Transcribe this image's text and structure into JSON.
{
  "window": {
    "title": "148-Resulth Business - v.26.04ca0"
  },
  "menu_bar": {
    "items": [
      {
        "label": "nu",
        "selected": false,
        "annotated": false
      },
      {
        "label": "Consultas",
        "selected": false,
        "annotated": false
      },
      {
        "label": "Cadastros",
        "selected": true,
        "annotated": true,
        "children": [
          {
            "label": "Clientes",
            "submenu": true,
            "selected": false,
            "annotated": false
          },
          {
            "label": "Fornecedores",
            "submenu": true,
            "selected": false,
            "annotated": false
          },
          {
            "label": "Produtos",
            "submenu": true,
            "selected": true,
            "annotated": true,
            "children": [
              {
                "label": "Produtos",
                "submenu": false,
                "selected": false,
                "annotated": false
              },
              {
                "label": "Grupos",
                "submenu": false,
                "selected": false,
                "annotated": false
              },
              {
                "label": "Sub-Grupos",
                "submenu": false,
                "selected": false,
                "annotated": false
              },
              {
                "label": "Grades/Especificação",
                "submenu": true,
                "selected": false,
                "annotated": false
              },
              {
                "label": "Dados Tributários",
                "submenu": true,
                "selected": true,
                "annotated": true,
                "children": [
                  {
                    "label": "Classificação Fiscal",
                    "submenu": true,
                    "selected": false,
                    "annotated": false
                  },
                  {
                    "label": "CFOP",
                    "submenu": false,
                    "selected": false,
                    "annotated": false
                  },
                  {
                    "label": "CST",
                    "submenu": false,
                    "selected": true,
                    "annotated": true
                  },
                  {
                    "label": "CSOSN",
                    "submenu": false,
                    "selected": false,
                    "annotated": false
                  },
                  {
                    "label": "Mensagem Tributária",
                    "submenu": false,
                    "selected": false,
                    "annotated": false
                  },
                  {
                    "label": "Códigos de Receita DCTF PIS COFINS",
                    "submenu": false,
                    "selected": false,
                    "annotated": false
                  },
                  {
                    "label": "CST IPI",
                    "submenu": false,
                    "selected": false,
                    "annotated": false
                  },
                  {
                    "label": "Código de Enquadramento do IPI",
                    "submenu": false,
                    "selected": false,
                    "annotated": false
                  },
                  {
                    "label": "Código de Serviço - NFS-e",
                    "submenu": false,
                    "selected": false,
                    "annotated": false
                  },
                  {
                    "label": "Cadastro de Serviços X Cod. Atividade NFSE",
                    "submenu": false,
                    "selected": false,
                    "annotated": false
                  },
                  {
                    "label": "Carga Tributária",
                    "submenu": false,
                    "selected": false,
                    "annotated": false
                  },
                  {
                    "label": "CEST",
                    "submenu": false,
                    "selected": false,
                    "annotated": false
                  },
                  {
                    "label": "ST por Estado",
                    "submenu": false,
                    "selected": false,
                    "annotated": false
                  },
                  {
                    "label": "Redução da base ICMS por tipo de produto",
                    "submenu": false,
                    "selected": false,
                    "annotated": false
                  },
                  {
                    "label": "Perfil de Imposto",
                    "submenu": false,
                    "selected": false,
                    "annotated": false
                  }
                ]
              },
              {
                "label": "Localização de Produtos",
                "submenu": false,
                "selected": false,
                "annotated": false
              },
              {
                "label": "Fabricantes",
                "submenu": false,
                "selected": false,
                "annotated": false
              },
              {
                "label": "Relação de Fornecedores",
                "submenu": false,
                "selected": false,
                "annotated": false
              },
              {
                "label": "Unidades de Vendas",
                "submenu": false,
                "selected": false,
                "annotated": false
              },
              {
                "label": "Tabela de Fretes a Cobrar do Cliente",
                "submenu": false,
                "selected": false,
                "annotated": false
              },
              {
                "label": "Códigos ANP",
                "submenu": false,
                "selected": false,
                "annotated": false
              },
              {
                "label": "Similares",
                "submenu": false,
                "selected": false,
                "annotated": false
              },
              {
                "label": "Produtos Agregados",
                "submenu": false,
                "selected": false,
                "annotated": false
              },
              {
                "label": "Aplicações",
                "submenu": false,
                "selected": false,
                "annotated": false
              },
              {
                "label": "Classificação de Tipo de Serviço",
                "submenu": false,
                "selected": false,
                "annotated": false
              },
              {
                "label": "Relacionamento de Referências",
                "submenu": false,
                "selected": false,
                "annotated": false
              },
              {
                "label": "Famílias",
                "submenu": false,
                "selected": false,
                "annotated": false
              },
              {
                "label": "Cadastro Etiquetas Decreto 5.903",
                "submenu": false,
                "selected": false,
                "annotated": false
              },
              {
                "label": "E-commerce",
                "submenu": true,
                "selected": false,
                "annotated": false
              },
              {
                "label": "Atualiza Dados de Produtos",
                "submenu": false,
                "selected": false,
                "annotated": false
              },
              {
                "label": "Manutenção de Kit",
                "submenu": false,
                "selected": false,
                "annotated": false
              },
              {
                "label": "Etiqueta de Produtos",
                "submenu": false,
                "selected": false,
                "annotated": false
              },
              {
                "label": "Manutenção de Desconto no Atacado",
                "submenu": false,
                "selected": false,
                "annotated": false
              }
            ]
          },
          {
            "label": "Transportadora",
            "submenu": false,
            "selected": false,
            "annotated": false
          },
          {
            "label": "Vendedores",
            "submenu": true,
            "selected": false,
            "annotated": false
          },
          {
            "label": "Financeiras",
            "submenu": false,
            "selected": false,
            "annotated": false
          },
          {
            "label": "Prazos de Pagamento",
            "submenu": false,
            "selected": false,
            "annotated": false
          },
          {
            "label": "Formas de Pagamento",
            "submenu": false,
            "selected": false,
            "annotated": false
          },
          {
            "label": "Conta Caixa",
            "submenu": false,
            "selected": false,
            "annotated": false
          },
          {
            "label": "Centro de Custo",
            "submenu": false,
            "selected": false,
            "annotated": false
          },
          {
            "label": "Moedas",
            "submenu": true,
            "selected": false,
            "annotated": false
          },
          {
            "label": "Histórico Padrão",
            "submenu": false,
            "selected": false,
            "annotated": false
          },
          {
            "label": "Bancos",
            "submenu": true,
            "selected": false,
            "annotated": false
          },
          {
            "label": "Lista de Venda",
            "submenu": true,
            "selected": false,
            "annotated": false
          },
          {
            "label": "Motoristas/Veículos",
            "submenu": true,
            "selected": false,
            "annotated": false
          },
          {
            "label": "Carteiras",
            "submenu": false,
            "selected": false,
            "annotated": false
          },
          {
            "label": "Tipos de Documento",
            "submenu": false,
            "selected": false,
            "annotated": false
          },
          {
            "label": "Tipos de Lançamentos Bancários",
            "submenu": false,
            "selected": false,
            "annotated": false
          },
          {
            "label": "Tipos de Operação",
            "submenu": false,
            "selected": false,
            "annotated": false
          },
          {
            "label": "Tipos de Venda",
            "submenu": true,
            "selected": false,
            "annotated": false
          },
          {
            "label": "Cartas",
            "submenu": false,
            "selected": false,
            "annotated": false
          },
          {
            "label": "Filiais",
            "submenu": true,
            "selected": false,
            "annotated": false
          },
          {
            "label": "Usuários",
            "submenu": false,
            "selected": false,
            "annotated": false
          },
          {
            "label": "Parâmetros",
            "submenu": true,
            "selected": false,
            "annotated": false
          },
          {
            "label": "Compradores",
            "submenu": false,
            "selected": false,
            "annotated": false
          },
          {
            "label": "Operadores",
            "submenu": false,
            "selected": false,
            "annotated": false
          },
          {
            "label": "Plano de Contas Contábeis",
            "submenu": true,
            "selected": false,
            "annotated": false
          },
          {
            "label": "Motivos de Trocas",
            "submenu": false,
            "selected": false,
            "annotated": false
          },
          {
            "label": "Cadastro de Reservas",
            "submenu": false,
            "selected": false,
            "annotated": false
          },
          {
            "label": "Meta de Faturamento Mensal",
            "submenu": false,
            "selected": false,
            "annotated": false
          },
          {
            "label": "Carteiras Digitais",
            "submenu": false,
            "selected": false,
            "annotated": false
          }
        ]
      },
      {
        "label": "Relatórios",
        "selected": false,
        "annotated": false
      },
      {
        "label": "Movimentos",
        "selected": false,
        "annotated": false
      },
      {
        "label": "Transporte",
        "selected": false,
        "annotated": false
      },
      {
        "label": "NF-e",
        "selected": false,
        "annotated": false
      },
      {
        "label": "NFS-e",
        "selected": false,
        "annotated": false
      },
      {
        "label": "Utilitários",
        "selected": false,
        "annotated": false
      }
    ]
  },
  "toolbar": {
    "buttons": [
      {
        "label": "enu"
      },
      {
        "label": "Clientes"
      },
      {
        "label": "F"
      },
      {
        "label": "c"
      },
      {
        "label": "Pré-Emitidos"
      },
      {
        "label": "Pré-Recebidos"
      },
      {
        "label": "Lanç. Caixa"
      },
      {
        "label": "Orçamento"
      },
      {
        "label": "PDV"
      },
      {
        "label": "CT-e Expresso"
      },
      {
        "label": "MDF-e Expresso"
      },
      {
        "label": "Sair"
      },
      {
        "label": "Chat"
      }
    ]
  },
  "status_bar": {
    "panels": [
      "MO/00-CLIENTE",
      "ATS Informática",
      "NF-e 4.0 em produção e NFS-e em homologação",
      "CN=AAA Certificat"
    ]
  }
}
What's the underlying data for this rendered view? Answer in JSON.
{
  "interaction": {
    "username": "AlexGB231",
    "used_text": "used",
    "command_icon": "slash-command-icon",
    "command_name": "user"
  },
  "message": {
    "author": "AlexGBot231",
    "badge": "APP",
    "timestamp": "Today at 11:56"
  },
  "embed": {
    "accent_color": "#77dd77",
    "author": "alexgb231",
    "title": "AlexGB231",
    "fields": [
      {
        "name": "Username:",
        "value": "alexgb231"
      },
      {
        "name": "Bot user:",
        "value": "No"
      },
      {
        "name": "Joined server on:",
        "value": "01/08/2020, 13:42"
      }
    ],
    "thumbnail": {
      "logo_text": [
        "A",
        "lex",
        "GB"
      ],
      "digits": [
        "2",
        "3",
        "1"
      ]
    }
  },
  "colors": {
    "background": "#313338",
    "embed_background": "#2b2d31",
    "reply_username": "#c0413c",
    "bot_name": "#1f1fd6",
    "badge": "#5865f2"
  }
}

What you will do: Return only the number of lines in the preceding records that contain the string "title".

Correct answer: 2